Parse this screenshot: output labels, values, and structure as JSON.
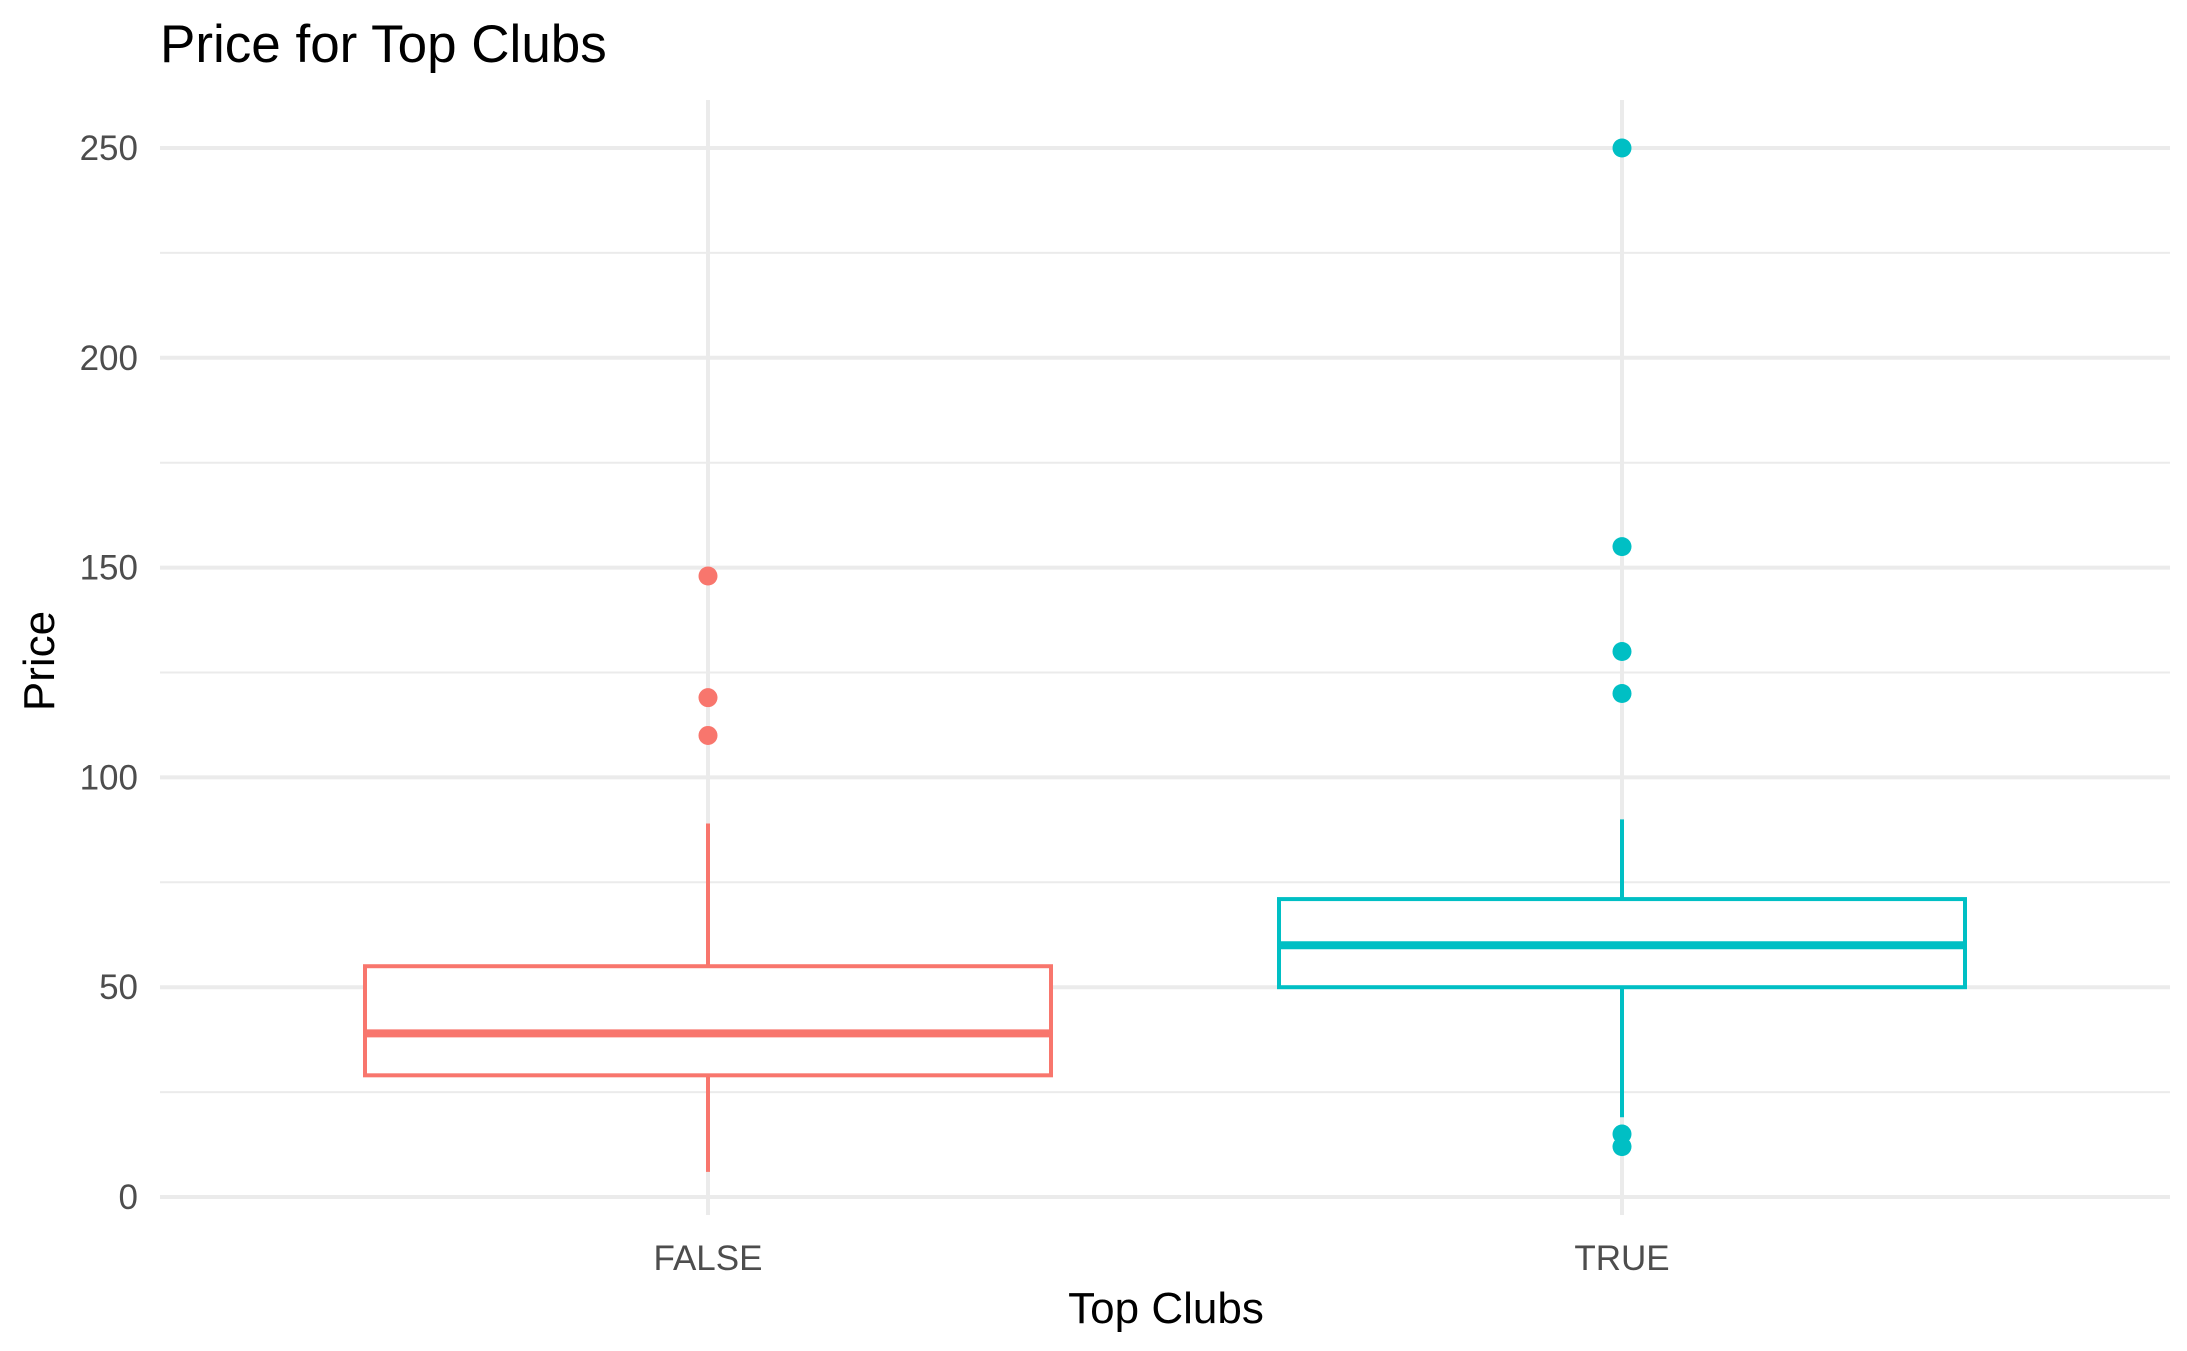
{
  "chart_data": {
    "type": "boxplot",
    "title": "Price for Top Clubs",
    "xlabel": "Top Clubs",
    "ylabel": "Price",
    "categories": [
      "FALSE",
      "TRUE"
    ],
    "ylim": [
      -5,
      262
    ],
    "yticks": [
      0,
      50,
      100,
      150,
      200,
      250
    ],
    "grid": true,
    "legend": "none",
    "boxes": [
      {
        "category": "FALSE",
        "color": "#F8766D",
        "whisker_low": 6,
        "q1": 29,
        "median": 39,
        "q3": 55,
        "whisker_high": 89,
        "outliers": [
          110,
          119,
          148
        ]
      },
      {
        "category": "TRUE",
        "color": "#00BFC4",
        "whisker_low": 19,
        "q1": 50,
        "median": 60,
        "q3": 71,
        "whisker_high": 90,
        "outliers": [
          12,
          15,
          120,
          130,
          155,
          250
        ]
      }
    ]
  }
}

====================

• Given instruction: Every entry must be written out exactly, with all pictures left out.

• Solution to this exercise:
Parse this screenshot: output labels, values, and structure as JSON.
{
  "chart_data": {
    "type": "boxplot",
    "title": "Price for Top Clubs",
    "xlabel": "Top Clubs",
    "ylabel": "Price",
    "categories": [
      "FALSE",
      "TRUE"
    ],
    "ylim": [
      -5,
      262
    ],
    "yticks": [
      0,
      50,
      100,
      150,
      200,
      250
    ],
    "grid": true,
    "legend": "none",
    "boxes": [
      {
        "category": "FALSE",
        "color": "#F8766D",
        "whisker_low": 6,
        "q1": 29,
        "median": 39,
        "q3": 55,
        "whisker_high": 89,
        "outliers": [
          110,
          119,
          148
        ]
      },
      {
        "category": "TRUE",
        "color": "#00BFC4",
        "whisker_low": 19,
        "q1": 50,
        "median": 60,
        "q3": 71,
        "whisker_high": 90,
        "outliers": [
          12,
          15,
          120,
          130,
          155,
          250
        ]
      }
    ]
  }
}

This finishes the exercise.